● TASK PROMPT
Copy every record exactly, and keep the pictures out.

● EXTRACTED MATERIAL
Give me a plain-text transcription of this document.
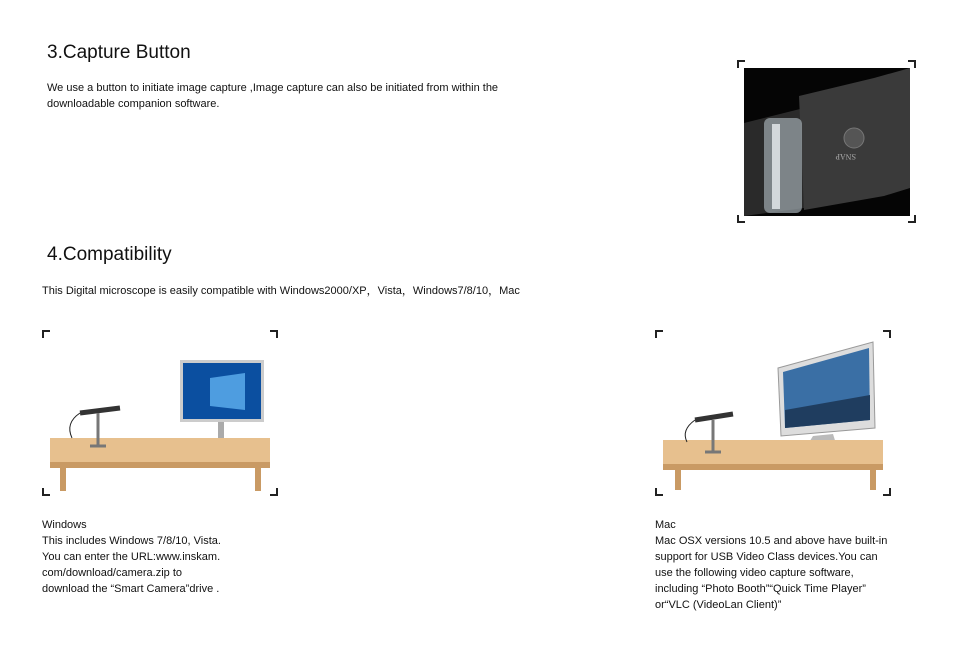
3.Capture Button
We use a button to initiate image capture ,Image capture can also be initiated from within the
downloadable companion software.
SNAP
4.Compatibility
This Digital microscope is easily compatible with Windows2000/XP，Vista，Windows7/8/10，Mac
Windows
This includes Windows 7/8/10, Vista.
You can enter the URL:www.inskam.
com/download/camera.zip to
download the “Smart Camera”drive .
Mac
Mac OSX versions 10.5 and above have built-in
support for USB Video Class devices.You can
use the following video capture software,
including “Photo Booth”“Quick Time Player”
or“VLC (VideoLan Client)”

● THE REPLY
Give me a plain-text transcription of this document.
3.Capture Button
We use a button to initiate image capture ,Image capture can also be initiated from within the
downloadable companion software.
SNAP
4.Compatibility
This Digital microscope is easily compatible with Windows2000/XP，Vista，Windows7/8/10，Mac
Windows
This includes Windows 7/8/10, Vista.
You can enter the URL:www.inskam.
com/download/camera.zip to
download the “Smart Camera”drive .
Mac
Mac OSX versions 10.5 and above have built-in
support for USB Video Class devices.You can
use the following video capture software,
including “Photo Booth”“Quick Time Player”
or“VLC (VideoLan Client)”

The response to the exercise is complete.